Collect each line of the records containing the string "alcohol".
☆ ☆ ☆ ☆ ☆
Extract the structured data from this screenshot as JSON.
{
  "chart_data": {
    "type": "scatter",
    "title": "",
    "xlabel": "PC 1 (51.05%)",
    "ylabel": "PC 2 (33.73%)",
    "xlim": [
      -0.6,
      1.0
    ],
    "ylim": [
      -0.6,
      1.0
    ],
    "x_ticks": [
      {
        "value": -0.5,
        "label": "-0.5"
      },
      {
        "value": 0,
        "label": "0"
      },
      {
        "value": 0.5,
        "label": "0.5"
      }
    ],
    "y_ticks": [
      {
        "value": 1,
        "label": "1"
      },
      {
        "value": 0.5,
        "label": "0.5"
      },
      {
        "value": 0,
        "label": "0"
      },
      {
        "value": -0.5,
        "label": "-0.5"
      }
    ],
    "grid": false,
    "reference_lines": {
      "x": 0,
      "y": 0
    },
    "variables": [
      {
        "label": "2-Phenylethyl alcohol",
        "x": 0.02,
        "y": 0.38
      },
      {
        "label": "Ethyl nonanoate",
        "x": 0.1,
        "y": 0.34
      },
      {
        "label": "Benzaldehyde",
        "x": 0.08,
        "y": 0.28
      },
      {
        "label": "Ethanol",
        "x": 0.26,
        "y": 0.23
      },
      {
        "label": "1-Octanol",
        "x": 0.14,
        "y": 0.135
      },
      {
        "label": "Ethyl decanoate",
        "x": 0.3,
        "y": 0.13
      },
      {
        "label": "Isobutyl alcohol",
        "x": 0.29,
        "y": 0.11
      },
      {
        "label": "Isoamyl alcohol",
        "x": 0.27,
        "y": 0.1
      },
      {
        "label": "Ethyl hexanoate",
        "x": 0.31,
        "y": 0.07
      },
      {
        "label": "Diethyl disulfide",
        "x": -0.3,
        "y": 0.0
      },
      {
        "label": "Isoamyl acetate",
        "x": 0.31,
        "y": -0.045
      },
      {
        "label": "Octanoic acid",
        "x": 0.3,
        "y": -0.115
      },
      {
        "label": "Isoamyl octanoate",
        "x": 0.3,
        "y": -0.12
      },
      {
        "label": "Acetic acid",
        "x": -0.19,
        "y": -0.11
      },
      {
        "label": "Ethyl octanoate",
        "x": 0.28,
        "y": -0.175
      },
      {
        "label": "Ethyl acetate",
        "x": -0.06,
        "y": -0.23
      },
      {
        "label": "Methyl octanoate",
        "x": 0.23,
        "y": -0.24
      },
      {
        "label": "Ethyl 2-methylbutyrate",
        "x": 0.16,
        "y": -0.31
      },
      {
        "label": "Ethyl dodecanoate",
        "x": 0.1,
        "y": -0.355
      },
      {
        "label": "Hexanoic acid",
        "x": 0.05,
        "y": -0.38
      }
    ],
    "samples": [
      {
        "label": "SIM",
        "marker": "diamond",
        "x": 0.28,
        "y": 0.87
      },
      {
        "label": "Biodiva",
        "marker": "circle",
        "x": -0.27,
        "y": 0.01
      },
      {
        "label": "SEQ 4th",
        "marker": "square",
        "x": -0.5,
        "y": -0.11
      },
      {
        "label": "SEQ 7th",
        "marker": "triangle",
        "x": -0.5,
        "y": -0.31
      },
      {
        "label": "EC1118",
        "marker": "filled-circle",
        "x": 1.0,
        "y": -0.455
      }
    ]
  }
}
☆ ☆ ☆ ☆ ☆
TASK OUTPUT ->
        "label": "2-Phenylethyl alcohol",
        "label": "Isobutyl alcohol",
        "label": "Isoamyl alcohol",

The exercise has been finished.